▶ **Consigne 1**: Selon l'article sur Rowhammer, quelle équipe de Google a mis au point ce piratage ?
▶ **Consigne 2**: D'après l'article sur Rowhammer, pourquoi cette faille est-elle difficile, voire impossible, à combler ?
▶ **Consigne 3**: Transcrivez fidèlement le passage de l'article sur Rowhammer qui débute par les mots contenant « Rédigé par leral.net » et s'achève sur « la sonnette d’alarme. ».

Leral.net - S'informer en temps réel

Quand Google prend le contrôle de PC en s'attaquant à leurs barrettes de Ram

Rédigé par leral.net le Lundi 16 Mars 2015 à 07:00 | | 0 commentaire(s)|

Quand Google prend le contrôle de PC en s'attaquant à leurs barrettes de Ram

En exploitant un bug de certaines barrettes de RAM récentes, des chercheurs en sécurité de Google sont parvenus à prendre le contrôle de plusieurs ordinateurs portables sous Linux.

 
c'est un hack pas comme les autres que l’équipe du Projet Zero de Google a mis au point. Car il consiste non pas à profiter d’une faille logicielle, mais à exploiter un bug physique, un problème électromagnétique qui a été découvert sur certaines barrettes de Ram. En utilisant leur procédé, que nous allons décrire, ils sont parvenus à prendre le contrôle de nombreux ordinateurs sous Linux. Et tirent la sonnette d’alarme.
Leur recherche pose en effet un véritable défi de sécurité informatique. Car ces barrettes de DRAM, on en trouve partout : sur nos ordinateurs, mais également sur des serveurs des data centers. Or, la faille qu’ils exploitent, baptisée Rowhammer, est difficile, voire impossible à combler : étant donné qu’elle est matérielle, non logicielle, un « patch » ne suffit pas à s’en débarrasser. Pour cela, il faut repenser la façon dont les barrettes mémoire sont conçues. Et c’est un sacré boulot.
Pour comprendre comment les chercheurs du Projet Zero ont réalisé leur incroyable hack, il faut d’abord avoir quelques notions sur le fonctionnement de la mémoire dynamique. En substance : la DRAM est constituée d’une grille de millions de condensateurs, qui ont chacun une « adresse » à l’intersection d’une ligne et d’une colonne (voir le dessin ci-dessous). Lorsque les condensateurs sont chargés, ils représentent un 1. Lorsqu’ils sont déchargés, ils représentent un 0. Pour charger et exécuter vos programmes, votre ordinateur lit ou modifie en permanence le statut de ces condensateurs en y accédant par le biais de leur adresse.
© Univ. Carnegie Mellon / Intel
Le schéma d'une partie d'une DRAM. Chaque point représente un bit. L'attaque consiste à changer la valeur d'un bit en "martelant" les bits adjacents.
Or certaines DRAM récentes ont un défaut : leurs condensateurs sont tellement proches les uns des autres qu’ils peuvent avoir des « fuites » électromagnétiques et transmettre leur charge à des condensateurs voisins, soit les faire passer d’un 0 à un 1 et inversement. Ce phénomène avait déjà été exploité par des chercheurs d’Intel et de Carnegie Mellon (PDF). Dans une étude de 2014, ils montraient qu’il était possible de modifier la valeur d’un bit en forçant l’accès de façon répétée et rapide à des condensateurs adjacents. Technique appelée par la suite « Rowhammer » ou « martèlement de rangée » en français.

▶ **Entrées**:
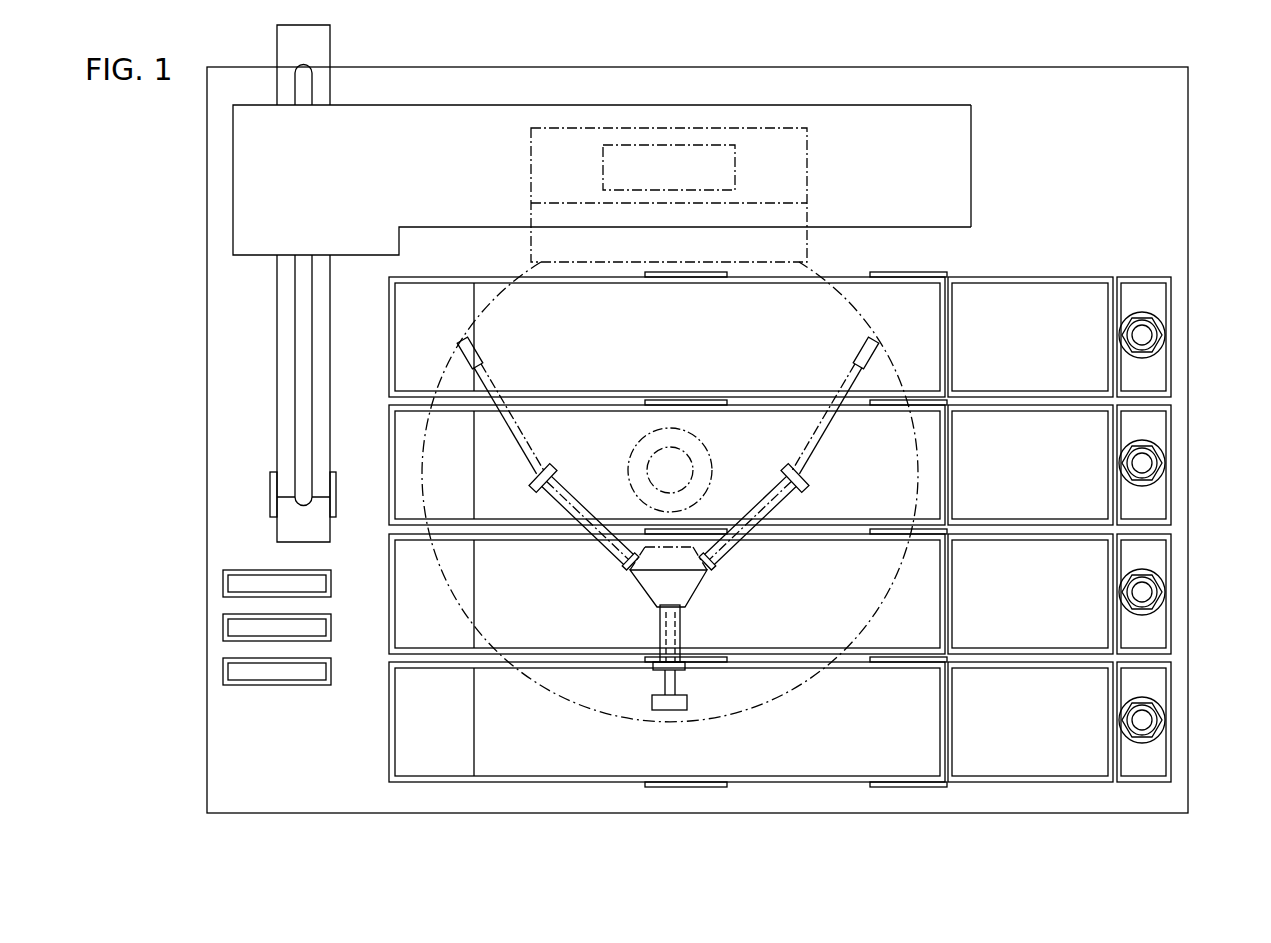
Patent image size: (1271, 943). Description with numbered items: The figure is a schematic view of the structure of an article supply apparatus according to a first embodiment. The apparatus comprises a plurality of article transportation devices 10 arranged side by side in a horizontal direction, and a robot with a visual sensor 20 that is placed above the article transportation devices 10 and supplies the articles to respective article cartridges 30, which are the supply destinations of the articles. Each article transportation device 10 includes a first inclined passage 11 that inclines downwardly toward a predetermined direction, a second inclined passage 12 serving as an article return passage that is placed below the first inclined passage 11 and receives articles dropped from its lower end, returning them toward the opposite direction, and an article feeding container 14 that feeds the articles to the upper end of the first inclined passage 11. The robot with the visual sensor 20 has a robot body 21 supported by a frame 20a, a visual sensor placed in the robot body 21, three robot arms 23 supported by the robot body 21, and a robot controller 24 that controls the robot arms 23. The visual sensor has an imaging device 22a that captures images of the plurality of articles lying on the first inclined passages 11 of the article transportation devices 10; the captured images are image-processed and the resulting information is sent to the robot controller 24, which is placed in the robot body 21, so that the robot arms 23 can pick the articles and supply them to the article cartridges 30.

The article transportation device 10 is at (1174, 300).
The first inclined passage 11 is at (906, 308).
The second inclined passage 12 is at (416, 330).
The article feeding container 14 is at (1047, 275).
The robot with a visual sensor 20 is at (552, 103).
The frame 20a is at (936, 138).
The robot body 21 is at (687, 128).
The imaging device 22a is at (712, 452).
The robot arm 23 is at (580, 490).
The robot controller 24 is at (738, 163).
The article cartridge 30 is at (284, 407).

▶ **Réponse complète 1**: L'équipe du Projet Zero de Google.

▶ **Réponse complète 2**: La faille est matérielle et non logicielle, si bien qu'un « patch » ne suffit pas à s'en débarrasser. Il faut repenser la conception même des barrettes mémoire, ce qui représente un travail considérable.

▶ **Réponse complète 3**:
Rédigé par leral.net le Lundi 16 Mars 2015 à 07:00 | | 0 commentaire(s)|

Quand Google prend le contrôle de PC en s'attaquant à leurs barrettes de Ram

En exploitant un bug de certaines barrettes de RAM récentes, des chercheurs en sécurité de Google sont parvenus à prendre le contrôle de plusieurs ordinateurs portables sous Linux.

 
c'est un hack pas comme les autres que l’équipe du Projet Zero de Google a mis au point. Car il consiste non pas à profiter d’une faille logicielle, mais à exploiter un bug physique, un problème électromagnétique qui a été découvert sur certaines barrettes de Ram. En utilisant leur procédé, que nous allons décrire, ils sont parvenus à prendre le contrôle de nombreux ordinateurs sous Linux. Et tirent la sonnette d’alarme.